Data entries

● ● ● ●

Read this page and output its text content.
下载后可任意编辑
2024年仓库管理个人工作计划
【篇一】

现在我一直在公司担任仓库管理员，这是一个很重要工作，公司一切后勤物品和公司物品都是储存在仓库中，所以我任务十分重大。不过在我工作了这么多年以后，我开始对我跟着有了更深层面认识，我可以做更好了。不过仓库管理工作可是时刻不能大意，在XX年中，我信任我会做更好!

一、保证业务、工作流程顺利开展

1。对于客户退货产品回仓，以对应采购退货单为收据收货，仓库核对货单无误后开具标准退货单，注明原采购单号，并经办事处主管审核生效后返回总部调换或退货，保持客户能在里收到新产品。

● ● ● ●

▶ **OBJECTIVE**:
Write out all the data again, exactly as it appears.

▶ **EXERCISE RESULT**:
Read this page and output its text content.
下载后可任意编辑
2024年仓库管理个人工作计划
【篇一】

现在我一直在公司担任仓库管理员，这是一个很重要工作，公司一切后勤物品和公司物品都是储存在仓库中，所以我任务十分重大。不过在我工作了这么多年以后，我开始对我跟着有了更深层面认识，我可以做更好了。不过仓库管理工作可是时刻不能大意，在XX年中，我信任我会做更好!

一、保证业务、工作流程顺利开展

1。对于客户退货产品回仓，以对应采购退货单为收据收货，仓库核对货单无误后开具标准退货单，注明原采购单号，并经办事处主管审核生效后返回总部调换或退货，保持客户能在里收到新产品。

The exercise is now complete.